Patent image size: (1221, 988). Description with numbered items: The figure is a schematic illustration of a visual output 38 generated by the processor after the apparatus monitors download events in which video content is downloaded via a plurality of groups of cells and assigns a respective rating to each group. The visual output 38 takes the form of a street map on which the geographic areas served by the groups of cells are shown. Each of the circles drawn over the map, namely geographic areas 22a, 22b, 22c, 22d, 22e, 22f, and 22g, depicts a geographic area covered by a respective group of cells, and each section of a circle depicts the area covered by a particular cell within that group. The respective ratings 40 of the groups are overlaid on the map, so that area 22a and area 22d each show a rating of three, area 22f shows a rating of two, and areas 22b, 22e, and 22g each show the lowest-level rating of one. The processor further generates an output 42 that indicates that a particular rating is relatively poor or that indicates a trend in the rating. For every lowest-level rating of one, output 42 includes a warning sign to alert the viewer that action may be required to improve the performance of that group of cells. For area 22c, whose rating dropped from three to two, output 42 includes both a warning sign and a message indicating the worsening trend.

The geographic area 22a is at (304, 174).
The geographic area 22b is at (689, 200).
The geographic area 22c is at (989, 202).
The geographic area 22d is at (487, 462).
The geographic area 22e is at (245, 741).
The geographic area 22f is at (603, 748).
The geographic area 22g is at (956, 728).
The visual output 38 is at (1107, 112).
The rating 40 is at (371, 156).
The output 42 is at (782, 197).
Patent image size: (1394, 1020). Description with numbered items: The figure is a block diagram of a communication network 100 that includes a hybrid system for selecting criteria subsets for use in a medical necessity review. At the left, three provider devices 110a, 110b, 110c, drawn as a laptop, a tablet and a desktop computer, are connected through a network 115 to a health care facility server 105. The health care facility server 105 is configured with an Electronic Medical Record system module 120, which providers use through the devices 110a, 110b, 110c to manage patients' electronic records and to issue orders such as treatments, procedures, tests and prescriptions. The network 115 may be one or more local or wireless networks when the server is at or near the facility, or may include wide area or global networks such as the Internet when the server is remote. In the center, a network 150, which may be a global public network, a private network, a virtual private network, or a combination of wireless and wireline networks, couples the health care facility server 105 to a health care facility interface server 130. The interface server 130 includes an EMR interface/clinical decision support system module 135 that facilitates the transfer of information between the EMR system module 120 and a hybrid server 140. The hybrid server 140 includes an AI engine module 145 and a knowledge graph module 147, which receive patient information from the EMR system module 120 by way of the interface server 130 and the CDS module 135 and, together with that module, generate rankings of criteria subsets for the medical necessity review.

::::

## Instructions for the task
Reproduce exactly what is written in the listing above.

## Written answer
Patent image size: (1221, 988). Description with numbered items: The figure is a schematic illustration of a visual output 38 generated by the processor after the apparatus monitors download events in which video content is downloaded via a plurality of groups of cells and assigns a respective rating to each group. The visual output 38 takes the form of a street map on which the geographic areas served by the groups of cells are shown. Each of the circles drawn over the map, namely geographic areas 22a, 22b, 22c, 22d, 22e, 22f, and 22g, depicts a geographic area covered by a respective group of cells, and each section of a circle depicts the area covered by a particular cell within that group. The respective ratings 40 of the groups are overlaid on the map, so that area 22a and area 22d each show a rating of three, area 22f shows a rating of two, and areas 22b, 22e, and 22g each show the lowest-level rating of one. The processor further generates an output 42 that indicates that a particular rating is relatively poor or that indicates a trend in the rating. For every lowest-level rating of one, output 42 includes a warning sign to alert the viewer that action may be required to improve the performance of that group of cells. For area 22c, whose rating dropped from three to two, output 42 includes both a warning sign and a message indicating the worsening trend.

The geographic area 22a is at (304, 174).
The geographic area 22b is at (689, 200).
The geographic area 22c is at (989, 202).
The geographic area 22d is at (487, 462).
The geographic area 22e is at (245, 741).
The geographic area 22f is at (603, 748).
The geographic area 22g is at (956, 728).
The visual output 38 is at (1107, 112).
The rating 40 is at (371, 156).
The output 42 is at (782, 197).
Patent image size: (1394, 1020). Description with numbered items: The figure is a block diagram of a communication network 100 that includes a hybrid system for selecting criteria subsets for use in a medical necessity review. At the left, three provider devices 110a, 110b, 110c, drawn as a laptop, a tablet and a desktop computer, are connected through a network 115 to a health care facility server 105. The health care facility server 105 is configured with an Electronic Medical Record system module 120, which providers use through the devices 110a, 110b, 110c to manage patients' electronic records and to issue orders such as treatments, procedures, tests and prescriptions. The network 115 may be one or more local or wireless networks when the server is at or near the facility, or may include wide area or global networks such as the Internet when the server is remote. In the center, a network 150, which may be a global public network, a private network, a virtual private network, or a combination of wireless and wireline networks, couples the health care facility server 105 to a health care facility interface server 130. The interface server 130 includes an EMR interface/clinical decision support system module 135 that facilitates the transfer of information between the EMR system module 120 and a hybrid server 140. The hybrid server 140 includes an AI engine module 145 and a knowledge graph module 147, which receive patient information from the EMR system module 120 by way of the interface server 130 and the CDS module 135 and, together with that module, generate rankings of criteria subsets for the medical necessity review.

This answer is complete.